◆ Stored records ◆
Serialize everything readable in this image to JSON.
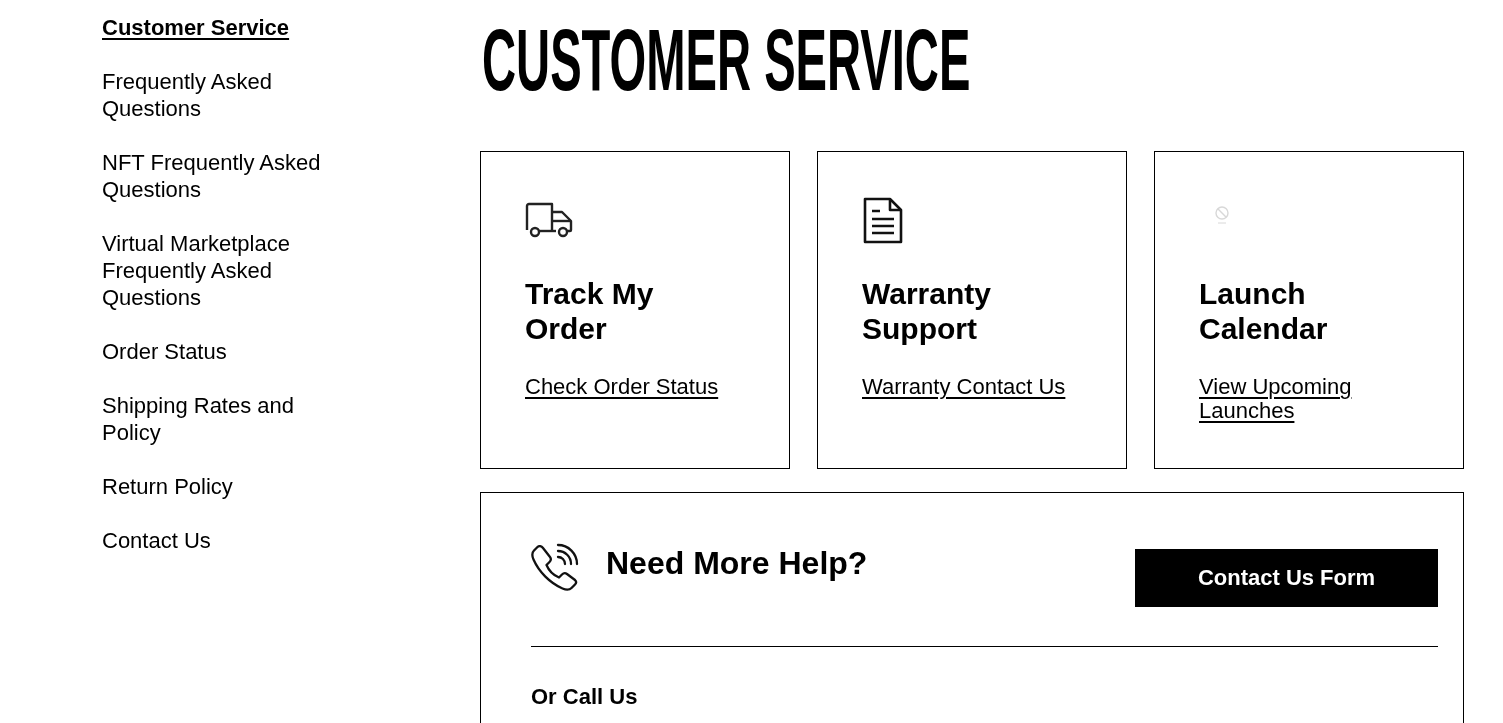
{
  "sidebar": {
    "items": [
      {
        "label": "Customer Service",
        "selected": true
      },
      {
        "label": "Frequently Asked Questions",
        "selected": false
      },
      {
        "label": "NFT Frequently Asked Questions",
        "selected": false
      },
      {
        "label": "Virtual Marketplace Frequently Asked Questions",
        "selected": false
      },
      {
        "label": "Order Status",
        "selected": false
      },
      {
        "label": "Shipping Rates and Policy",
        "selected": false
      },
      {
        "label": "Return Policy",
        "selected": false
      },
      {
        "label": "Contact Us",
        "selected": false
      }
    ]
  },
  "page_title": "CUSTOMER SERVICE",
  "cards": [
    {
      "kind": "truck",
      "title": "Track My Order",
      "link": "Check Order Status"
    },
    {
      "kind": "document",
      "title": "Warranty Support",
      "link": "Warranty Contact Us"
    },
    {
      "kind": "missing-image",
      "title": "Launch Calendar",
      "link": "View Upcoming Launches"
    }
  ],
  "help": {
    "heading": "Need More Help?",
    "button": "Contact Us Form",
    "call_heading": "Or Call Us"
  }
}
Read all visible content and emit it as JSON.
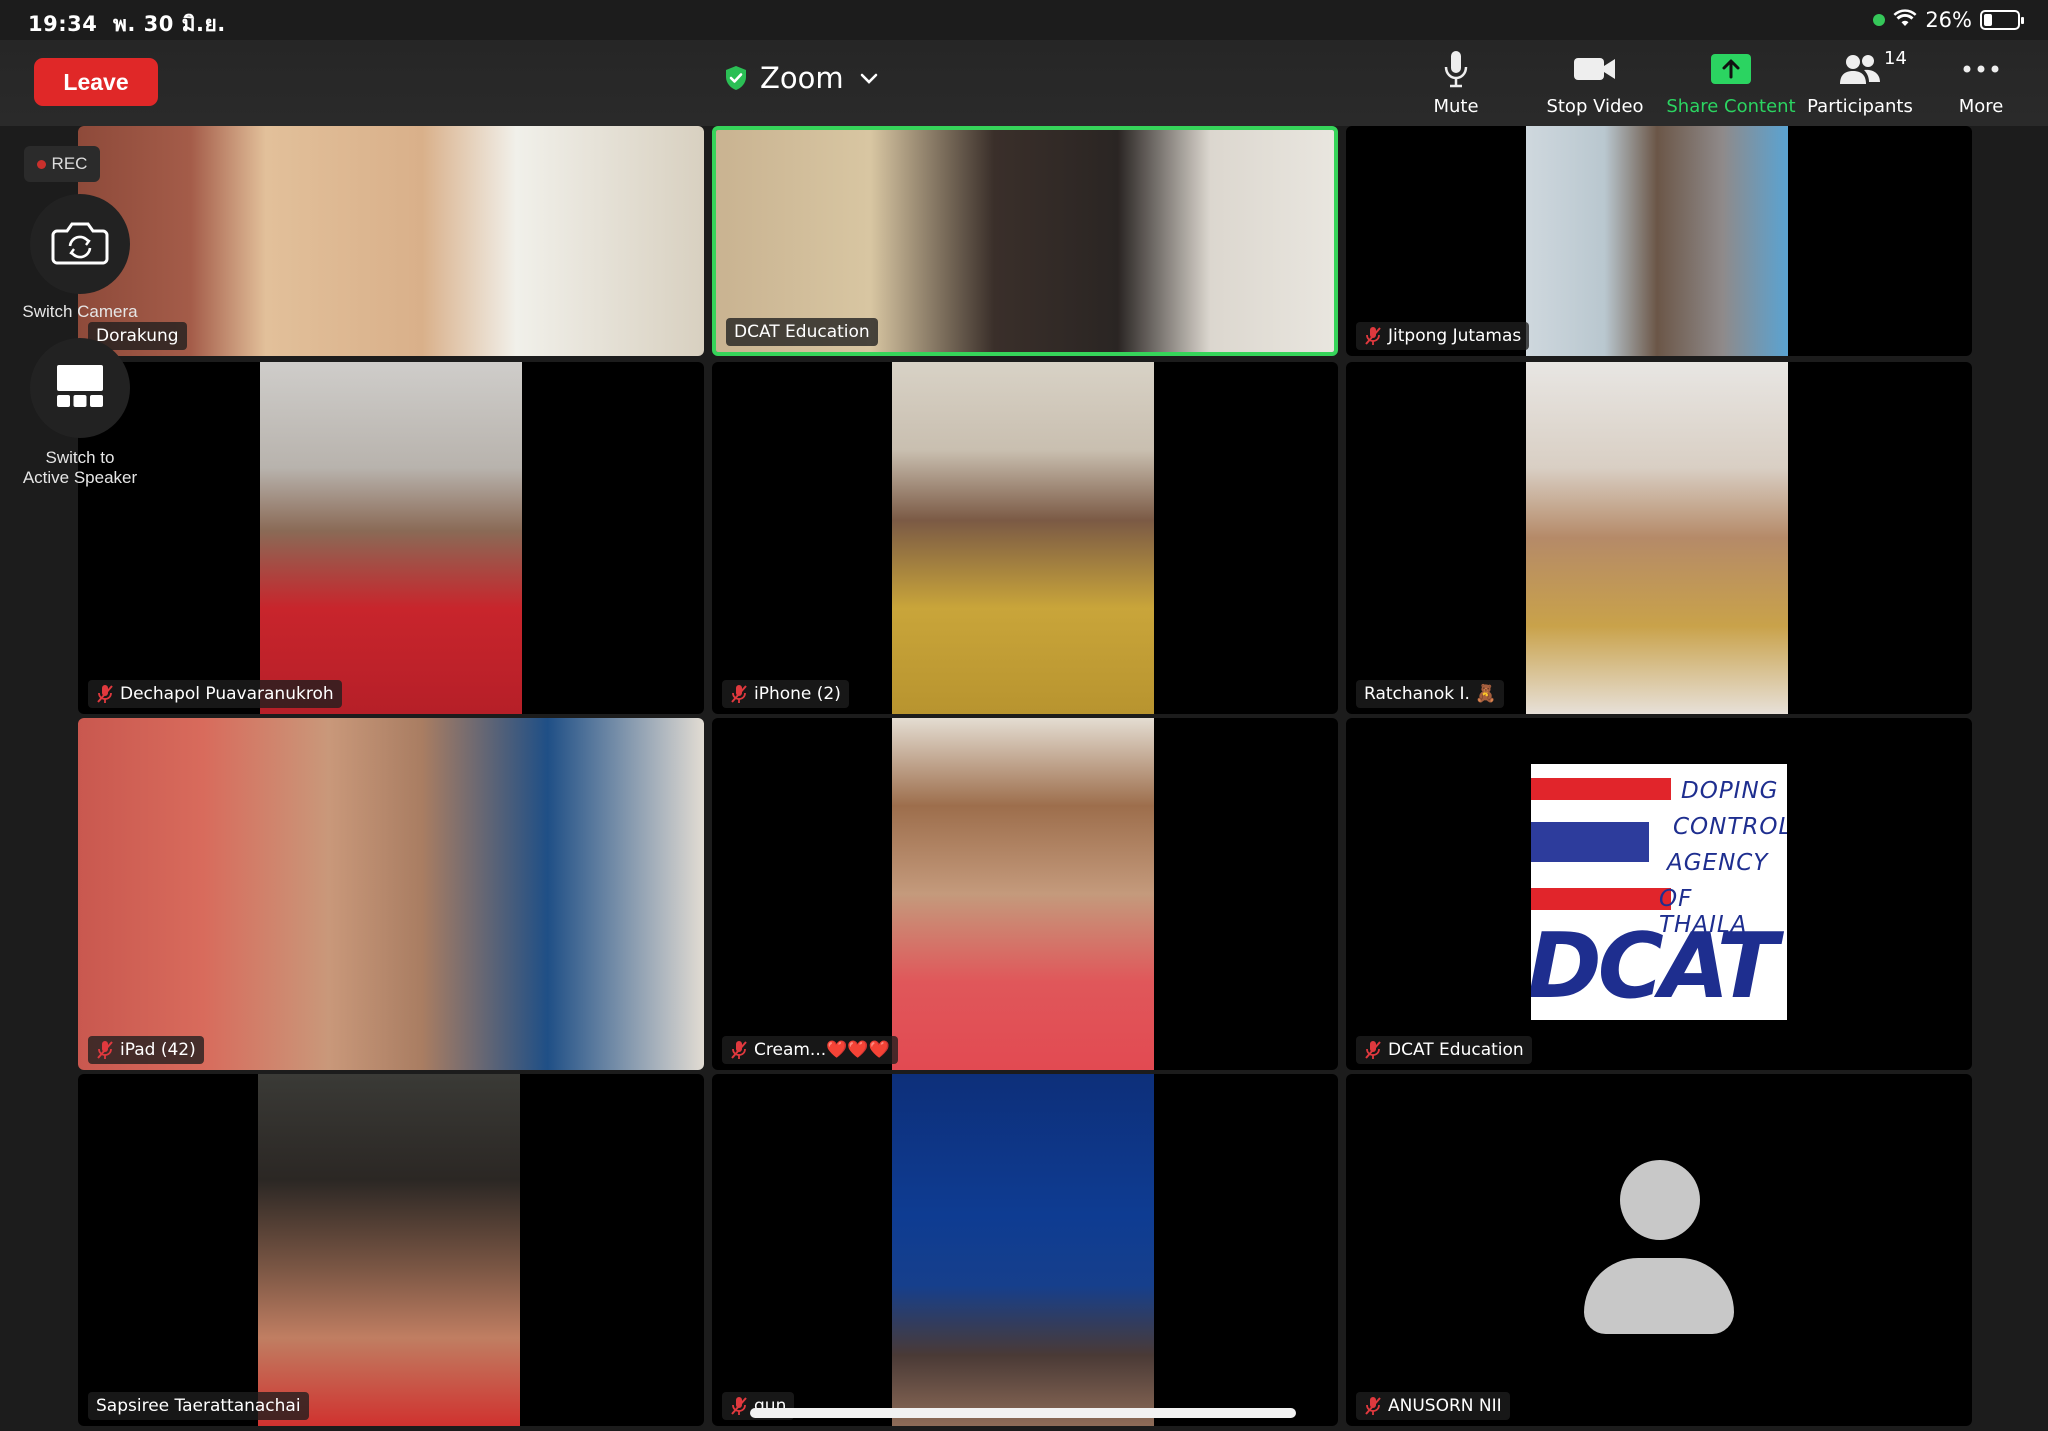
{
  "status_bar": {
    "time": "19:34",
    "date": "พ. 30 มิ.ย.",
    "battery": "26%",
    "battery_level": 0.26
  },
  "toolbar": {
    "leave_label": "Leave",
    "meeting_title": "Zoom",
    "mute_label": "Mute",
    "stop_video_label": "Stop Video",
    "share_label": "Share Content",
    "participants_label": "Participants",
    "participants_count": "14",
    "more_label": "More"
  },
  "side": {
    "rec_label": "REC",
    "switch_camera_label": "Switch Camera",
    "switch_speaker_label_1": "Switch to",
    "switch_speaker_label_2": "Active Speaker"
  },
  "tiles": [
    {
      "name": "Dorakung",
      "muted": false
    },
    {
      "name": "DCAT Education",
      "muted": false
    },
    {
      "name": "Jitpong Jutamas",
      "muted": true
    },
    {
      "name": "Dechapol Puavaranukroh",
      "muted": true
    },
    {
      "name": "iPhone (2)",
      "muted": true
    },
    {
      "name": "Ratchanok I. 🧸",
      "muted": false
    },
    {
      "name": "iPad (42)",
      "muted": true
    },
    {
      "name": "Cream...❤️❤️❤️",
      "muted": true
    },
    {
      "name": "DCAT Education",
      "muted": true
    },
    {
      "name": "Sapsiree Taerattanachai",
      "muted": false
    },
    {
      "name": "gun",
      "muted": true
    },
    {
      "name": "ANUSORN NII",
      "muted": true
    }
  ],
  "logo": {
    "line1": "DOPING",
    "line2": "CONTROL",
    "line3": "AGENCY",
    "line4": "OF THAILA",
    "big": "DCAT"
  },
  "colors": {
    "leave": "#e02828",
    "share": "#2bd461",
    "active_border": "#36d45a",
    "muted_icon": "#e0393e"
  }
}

◆ Objective ◆
Quote each record exactly as it stands, minus the pictures.

◆ Answer below ◆
Serialize everything readable in this image to JSON.
{
  "sidebar": {
    "items": [
      {
        "label": "Customer Service",
        "selected": true
      },
      {
        "label": "Frequently Asked Questions",
        "selected": false
      },
      {
        "label": "NFT Frequently Asked Questions",
        "selected": false
      },
      {
        "label": "Virtual Marketplace Frequently Asked Questions",
        "selected": false
      },
      {
        "label": "Order Status",
        "selected": false
      },
      {
        "label": "Shipping Rates and Policy",
        "selected": false
      },
      {
        "label": "Return Policy",
        "selected": false
      },
      {
        "label": "Contact Us",
        "selected": false
      }
    ]
  },
  "page_title": "CUSTOMER SERVICE",
  "cards": [
    {
      "kind": "truck",
      "title": "Track My Order",
      "link": "Check Order Status"
    },
    {
      "kind": "document",
      "title": "Warranty Support",
      "link": "Warranty Contact Us"
    },
    {
      "kind": "missing-image",
      "title": "Launch Calendar",
      "link": "View Upcoming Launches"
    }
  ],
  "help": {
    "heading": "Need More Help?",
    "button": "Contact Us Form",
    "call_heading": "Or Call Us"
  }
}
Read all visible content and emit it as JSON.
{
  "status_bar": {
    "time": "19:34",
    "date": "พ. 30 มิ.ย.",
    "battery": "26%",
    "battery_level": 0.26
  },
  "toolbar": {
    "leave_label": "Leave",
    "meeting_title": "Zoom",
    "mute_label": "Mute",
    "stop_video_label": "Stop Video",
    "share_label": "Share Content",
    "participants_label": "Participants",
    "participants_count": "14",
    "more_label": "More"
  },
  "side": {
    "rec_label": "REC",
    "switch_camera_label": "Switch Camera",
    "switch_speaker_label_1": "Switch to",
    "switch_speaker_label_2": "Active Speaker"
  },
  "tiles": [
    {
      "name": "Dorakung",
      "muted": false
    },
    {
      "name": "DCAT Education",
      "muted": false
    },
    {
      "name": "Jitpong Jutamas",
      "muted": true
    },
    {
      "name": "Dechapol Puavaranukroh",
      "muted": true
    },
    {
      "name": "iPhone (2)",
      "muted": true
    },
    {
      "name": "Ratchanok I. 🧸",
      "muted": false
    },
    {
      "name": "iPad (42)",
      "muted": true
    },
    {
      "name": "Cream...❤️❤️❤️",
      "muted": true
    },
    {
      "name": "DCAT Education",
      "muted": true
    },
    {
      "name": "Sapsiree Taerattanachai",
      "muted": false
    },
    {
      "name": "gun",
      "muted": true
    },
    {
      "name": "ANUSORN NII",
      "muted": true
    }
  ],
  "logo": {
    "line1": "DOPING",
    "line2": "CONTROL",
    "line3": "AGENCY",
    "line4": "OF THAILA",
    "big": "DCAT"
  },
  "colors": {
    "leave": "#e02828",
    "share": "#2bd461",
    "active_border": "#36d45a",
    "muted_icon": "#e0393e"
  }
}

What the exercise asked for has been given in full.